--- START OF Data provided ---
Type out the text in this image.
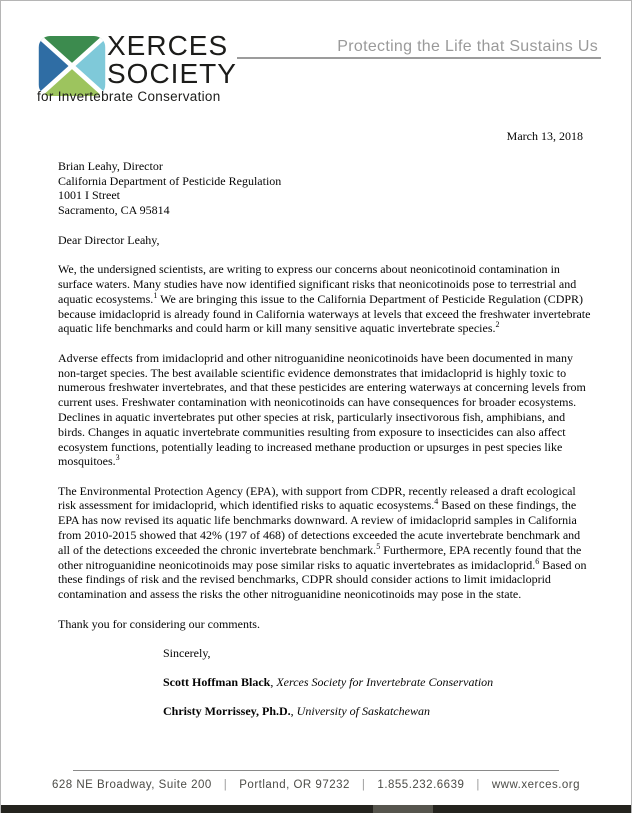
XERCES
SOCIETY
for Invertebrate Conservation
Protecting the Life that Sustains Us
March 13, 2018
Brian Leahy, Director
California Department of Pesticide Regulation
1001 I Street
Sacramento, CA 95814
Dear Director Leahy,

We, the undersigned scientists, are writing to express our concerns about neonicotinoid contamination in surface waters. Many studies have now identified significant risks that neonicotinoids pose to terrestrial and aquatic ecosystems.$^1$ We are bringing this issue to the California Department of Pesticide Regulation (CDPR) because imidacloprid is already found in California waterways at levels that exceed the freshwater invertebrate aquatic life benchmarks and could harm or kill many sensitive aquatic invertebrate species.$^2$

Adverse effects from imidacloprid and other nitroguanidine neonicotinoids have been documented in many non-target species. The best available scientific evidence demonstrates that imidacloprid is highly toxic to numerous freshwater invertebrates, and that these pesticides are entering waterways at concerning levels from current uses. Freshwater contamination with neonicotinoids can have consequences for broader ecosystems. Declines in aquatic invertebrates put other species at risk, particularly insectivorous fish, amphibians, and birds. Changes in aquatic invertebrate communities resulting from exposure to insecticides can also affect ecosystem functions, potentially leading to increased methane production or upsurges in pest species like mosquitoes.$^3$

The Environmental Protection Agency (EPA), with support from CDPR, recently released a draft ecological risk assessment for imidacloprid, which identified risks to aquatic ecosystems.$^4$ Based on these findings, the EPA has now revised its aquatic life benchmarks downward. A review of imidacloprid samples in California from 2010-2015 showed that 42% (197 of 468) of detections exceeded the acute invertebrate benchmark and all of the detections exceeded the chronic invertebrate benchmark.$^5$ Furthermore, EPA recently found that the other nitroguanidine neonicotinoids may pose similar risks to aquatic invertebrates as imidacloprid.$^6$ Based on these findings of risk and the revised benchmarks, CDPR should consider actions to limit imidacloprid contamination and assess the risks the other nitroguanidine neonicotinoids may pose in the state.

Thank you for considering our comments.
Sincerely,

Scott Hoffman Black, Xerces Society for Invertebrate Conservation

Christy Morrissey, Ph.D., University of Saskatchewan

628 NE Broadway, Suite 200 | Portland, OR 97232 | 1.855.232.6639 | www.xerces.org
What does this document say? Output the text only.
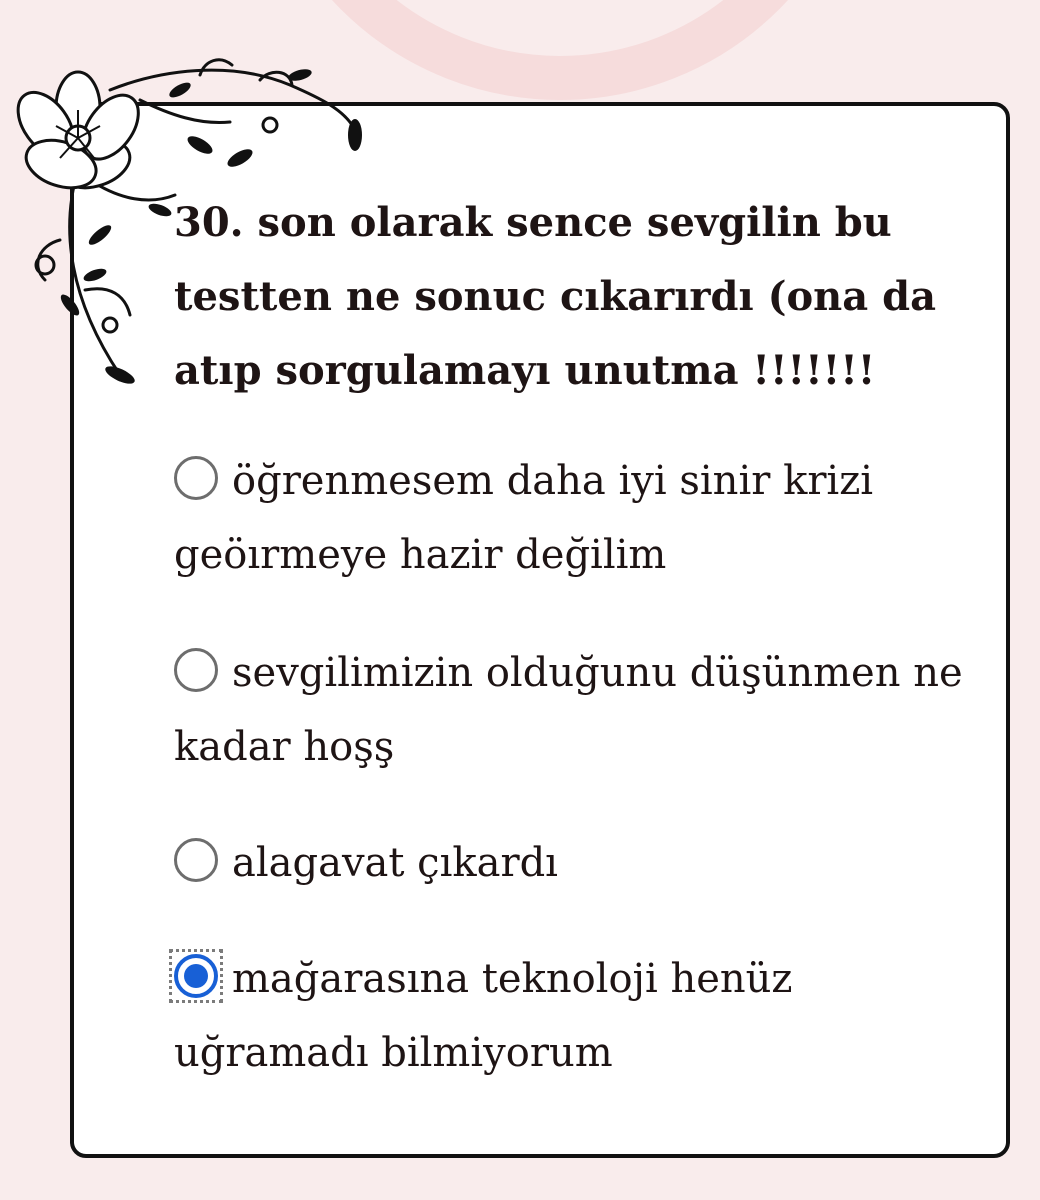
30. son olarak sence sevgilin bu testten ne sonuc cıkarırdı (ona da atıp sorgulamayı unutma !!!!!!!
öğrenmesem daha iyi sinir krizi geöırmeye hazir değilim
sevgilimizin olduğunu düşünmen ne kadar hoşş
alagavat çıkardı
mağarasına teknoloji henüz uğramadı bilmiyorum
--- END OF Data provided ---
- [The request] Every record gets retyped exactly; no picture goes into the copy.

- [Response]
Type out the text in this image.
XERCES
SOCIETY
for Invertebrate Conservation
Protecting the Life that Sustains Us
March 13, 2018
Brian Leahy, Director
California Department of Pesticide Regulation
1001 I Street
Sacramento, CA 95814
Dear Director Leahy,

We, the undersigned scientists, are writing to express our concerns about neonicotinoid contamination in surface waters. Many studies have now identified significant risks that neonicotinoids pose to terrestrial and aquatic ecosystems.$^1$ We are bringing this issue to the California Department of Pesticide Regulation (CDPR) because imidacloprid is already found in California waterways at levels that exceed the freshwater invertebrate aquatic life benchmarks and could harm or kill many sensitive aquatic invertebrate species.$^2$

Adverse effects from imidacloprid and other nitroguanidine neonicotinoids have been documented in many non-target species. The best available scientific evidence demonstrates that imidacloprid is highly toxic to numerous freshwater invertebrates, and that these pesticides are entering waterways at concerning levels from current uses. Freshwater contamination with neonicotinoids can have consequences for broader ecosystems. Declines in aquatic invertebrates put other species at risk, particularly insectivorous fish, amphibians, and birds. Changes in aquatic invertebrate communities resulting from exposure to insecticides can also affect ecosystem functions, potentially leading to increased methane production or upsurges in pest species like mosquitoes.$^3$

The Environmental Protection Agency (EPA), with support from CDPR, recently released a draft ecological risk assessment for imidacloprid, which identified risks to aquatic ecosystems.$^4$ Based on these findings, the EPA has now revised its aquatic life benchmarks downward. A review of imidacloprid samples in California from 2010-2015 showed that 42% (197 of 468) of detections exceeded the acute invertebrate benchmark and all of the detections exceeded the chronic invertebrate benchmark.$^5$ Furthermore, EPA recently found that the other nitroguanidine neonicotinoids may pose similar risks to aquatic invertebrates as imidacloprid.$^6$ Based on these findings of risk and the revised benchmarks, CDPR should consider actions to limit imidacloprid contamination and assess the risks the other nitroguanidine neonicotinoids may pose in the state.

Thank you for considering our comments.
Sincerely,

Scott Hoffman Black, Xerces Society for Invertebrate Conservation

Christy Morrissey, Ph.D., University of Saskatchewan

628 NE Broadway, Suite 200 | Portland, OR 97232 | 1.855.232.6639 | www.xerces.org
What does this document say? Output the text only.
30. son olarak sence sevgilin bu testten ne sonuc cıkarırdı (ona da atıp sorgulamayı unutma !!!!!!!
öğrenmesem daha iyi sinir krizi geöırmeye hazir değilim
sevgilimizin olduğunu düşünmen ne kadar hoşş
alagavat çıkardı
mağarasına teknoloji henüz uğramadı bilmiyorum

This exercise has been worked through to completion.